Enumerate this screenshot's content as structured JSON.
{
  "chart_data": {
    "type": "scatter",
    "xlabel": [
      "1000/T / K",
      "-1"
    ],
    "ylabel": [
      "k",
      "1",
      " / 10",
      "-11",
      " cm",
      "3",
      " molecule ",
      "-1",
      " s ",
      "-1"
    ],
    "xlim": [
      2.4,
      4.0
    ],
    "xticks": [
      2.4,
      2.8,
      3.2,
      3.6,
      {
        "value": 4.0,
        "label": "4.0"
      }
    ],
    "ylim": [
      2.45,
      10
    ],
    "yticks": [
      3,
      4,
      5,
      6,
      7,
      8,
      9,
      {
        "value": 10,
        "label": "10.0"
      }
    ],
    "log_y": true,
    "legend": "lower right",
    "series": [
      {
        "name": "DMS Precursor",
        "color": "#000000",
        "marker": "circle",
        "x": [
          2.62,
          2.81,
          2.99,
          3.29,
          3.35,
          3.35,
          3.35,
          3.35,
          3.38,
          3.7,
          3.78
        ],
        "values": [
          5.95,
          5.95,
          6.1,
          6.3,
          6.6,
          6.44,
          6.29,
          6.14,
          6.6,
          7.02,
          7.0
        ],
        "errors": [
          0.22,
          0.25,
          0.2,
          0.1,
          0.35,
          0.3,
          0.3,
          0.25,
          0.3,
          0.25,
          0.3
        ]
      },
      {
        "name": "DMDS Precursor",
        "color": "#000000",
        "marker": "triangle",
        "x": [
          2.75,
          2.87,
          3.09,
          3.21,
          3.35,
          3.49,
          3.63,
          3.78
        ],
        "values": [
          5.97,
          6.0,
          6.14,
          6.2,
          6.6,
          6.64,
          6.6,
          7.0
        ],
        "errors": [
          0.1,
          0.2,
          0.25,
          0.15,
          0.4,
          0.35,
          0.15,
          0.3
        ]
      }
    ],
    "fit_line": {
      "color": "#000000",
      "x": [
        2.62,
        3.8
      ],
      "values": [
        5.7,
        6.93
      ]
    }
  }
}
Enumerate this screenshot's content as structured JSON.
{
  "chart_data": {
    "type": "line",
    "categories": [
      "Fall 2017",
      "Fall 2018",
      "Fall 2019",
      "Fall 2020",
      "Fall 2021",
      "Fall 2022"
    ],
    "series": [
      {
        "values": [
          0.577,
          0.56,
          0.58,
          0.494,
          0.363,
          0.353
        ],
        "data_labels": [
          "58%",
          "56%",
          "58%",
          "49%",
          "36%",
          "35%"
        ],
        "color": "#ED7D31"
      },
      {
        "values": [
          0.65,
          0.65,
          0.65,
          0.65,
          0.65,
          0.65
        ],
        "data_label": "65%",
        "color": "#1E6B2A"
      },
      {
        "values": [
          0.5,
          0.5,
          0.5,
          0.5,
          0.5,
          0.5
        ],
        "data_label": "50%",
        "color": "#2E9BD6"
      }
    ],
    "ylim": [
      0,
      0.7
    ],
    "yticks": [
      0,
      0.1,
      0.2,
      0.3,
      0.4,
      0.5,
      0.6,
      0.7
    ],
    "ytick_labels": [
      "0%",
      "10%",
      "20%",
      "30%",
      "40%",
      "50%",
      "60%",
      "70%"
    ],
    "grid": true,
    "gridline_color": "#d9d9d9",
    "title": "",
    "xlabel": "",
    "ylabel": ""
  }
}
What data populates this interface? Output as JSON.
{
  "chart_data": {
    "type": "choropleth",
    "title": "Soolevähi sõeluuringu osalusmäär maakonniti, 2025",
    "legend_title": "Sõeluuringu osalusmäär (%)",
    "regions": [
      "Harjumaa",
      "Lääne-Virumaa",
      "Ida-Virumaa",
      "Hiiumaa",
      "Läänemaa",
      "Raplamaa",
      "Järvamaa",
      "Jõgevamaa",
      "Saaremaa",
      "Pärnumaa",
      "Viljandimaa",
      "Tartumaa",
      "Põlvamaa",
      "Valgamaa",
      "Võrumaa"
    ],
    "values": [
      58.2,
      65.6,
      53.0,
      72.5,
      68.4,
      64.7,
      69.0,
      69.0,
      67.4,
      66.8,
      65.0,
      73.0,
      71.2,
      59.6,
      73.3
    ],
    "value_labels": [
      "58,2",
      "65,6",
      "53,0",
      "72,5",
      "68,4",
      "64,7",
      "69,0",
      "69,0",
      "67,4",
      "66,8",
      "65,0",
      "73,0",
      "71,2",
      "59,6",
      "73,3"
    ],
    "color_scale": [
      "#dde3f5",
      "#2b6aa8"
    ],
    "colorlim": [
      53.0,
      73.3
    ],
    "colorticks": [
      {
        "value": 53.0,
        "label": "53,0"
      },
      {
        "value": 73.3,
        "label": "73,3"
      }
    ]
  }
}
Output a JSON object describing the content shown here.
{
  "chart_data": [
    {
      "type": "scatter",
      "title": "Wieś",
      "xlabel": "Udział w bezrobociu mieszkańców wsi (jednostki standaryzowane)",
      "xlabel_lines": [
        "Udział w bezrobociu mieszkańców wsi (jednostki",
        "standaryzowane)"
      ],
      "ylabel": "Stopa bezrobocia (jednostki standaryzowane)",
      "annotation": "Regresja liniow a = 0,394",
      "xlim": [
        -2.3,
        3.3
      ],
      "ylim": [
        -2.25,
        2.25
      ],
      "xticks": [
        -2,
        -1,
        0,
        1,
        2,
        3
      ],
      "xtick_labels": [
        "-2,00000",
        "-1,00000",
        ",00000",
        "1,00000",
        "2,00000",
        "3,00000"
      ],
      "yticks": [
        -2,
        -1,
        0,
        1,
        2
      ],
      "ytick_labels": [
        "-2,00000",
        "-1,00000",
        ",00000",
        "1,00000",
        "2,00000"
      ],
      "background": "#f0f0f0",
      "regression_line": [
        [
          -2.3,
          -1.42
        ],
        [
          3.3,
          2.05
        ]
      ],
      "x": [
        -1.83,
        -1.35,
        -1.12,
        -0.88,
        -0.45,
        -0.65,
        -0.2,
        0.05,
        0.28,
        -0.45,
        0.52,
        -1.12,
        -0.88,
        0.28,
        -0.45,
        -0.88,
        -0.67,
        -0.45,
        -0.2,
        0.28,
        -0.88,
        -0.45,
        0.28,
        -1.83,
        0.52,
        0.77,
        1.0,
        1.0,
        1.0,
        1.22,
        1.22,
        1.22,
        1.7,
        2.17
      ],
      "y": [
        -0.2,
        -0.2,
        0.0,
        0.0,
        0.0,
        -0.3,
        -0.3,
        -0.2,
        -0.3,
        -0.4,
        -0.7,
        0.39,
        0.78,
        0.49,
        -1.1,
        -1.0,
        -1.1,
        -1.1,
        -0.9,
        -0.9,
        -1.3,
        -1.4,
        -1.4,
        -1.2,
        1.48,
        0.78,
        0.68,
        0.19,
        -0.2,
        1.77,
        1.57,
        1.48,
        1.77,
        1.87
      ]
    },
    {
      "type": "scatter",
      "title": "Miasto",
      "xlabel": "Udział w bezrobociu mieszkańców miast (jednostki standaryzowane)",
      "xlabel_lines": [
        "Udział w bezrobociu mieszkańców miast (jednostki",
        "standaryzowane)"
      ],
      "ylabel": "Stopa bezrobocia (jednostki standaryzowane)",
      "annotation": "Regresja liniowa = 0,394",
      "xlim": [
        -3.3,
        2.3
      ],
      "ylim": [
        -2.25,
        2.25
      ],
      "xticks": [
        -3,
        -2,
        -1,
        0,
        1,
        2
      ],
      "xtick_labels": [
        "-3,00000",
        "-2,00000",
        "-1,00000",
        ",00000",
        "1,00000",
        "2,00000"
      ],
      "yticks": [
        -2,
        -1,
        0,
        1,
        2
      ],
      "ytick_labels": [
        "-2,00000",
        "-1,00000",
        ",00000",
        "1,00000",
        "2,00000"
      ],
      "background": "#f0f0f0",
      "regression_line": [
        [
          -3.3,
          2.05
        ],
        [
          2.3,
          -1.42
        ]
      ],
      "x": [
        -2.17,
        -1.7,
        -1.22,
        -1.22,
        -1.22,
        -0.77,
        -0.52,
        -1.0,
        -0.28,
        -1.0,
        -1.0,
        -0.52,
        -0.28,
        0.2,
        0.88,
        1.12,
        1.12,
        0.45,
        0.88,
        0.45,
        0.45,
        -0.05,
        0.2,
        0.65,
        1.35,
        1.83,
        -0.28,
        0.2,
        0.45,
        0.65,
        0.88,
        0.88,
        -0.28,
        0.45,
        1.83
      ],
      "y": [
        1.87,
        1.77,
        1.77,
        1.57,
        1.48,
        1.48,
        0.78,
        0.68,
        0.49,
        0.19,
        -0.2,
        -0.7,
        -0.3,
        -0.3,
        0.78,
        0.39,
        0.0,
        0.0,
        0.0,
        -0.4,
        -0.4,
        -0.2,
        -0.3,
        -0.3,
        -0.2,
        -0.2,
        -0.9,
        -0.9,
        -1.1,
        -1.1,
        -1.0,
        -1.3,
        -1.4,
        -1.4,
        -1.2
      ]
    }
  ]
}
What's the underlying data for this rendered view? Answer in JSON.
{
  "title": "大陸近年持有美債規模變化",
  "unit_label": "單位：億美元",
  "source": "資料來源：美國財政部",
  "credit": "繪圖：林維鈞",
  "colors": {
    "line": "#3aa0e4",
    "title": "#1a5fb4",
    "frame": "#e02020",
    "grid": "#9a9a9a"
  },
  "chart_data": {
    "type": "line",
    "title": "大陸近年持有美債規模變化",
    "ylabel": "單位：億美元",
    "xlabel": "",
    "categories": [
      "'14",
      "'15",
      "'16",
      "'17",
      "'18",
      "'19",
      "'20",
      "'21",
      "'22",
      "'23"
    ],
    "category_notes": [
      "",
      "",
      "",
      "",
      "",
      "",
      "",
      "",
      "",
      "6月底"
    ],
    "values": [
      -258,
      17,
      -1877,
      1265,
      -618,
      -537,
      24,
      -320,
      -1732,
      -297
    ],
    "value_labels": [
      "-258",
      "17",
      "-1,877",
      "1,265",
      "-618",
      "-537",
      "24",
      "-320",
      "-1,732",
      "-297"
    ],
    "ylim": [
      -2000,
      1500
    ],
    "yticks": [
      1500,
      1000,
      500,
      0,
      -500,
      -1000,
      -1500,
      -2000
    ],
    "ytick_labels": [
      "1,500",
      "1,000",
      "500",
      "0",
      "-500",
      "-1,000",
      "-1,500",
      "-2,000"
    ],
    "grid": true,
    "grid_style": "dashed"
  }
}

What to do> Retype exactly the lines from the one containing "What's the underlying" through the last line of the records above, including both.

Solved problem>
What's the underlying data for this rendered view? Answer in JSON.
{
  "title": "大陸近年持有美債規模變化",
  "unit_label": "單位：億美元",
  "source": "資料來源：美國財政部",
  "credit": "繪圖：林維鈞",
  "colors": {
    "line": "#3aa0e4",
    "title": "#1a5fb4",
    "frame": "#e02020",
    "grid": "#9a9a9a"
  },
  "chart_data": {
    "type": "line",
    "title": "大陸近年持有美債規模變化",
    "ylabel": "單位：億美元",
    "xlabel": "",
    "categories": [
      "'14",
      "'15",
      "'16",
      "'17",
      "'18",
      "'19",
      "'20",
      "'21",
      "'22",
      "'23"
    ],
    "category_notes": [
      "",
      "",
      "",
      "",
      "",
      "",
      "",
      "",
      "",
      "6月底"
    ],
    "values": [
      -258,
      17,
      -1877,
      1265,
      -618,
      -537,
      24,
      -320,
      -1732,
      -297
    ],
    "value_labels": [
      "-258",
      "17",
      "-1,877",
      "1,265",
      "-618",
      "-537",
      "24",
      "-320",
      "-1,732",
      "-297"
    ],
    "ylim": [
      -2000,
      1500
    ],
    "yticks": [
      1500,
      1000,
      500,
      0,
      -500,
      -1000,
      -1500,
      -2000
    ],
    "ytick_labels": [
      "1,500",
      "1,000",
      "500",
      "0",
      "-500",
      "-1,000",
      "-1,500",
      "-2,000"
    ],
    "grid": true,
    "grid_style": "dashed"
  }
}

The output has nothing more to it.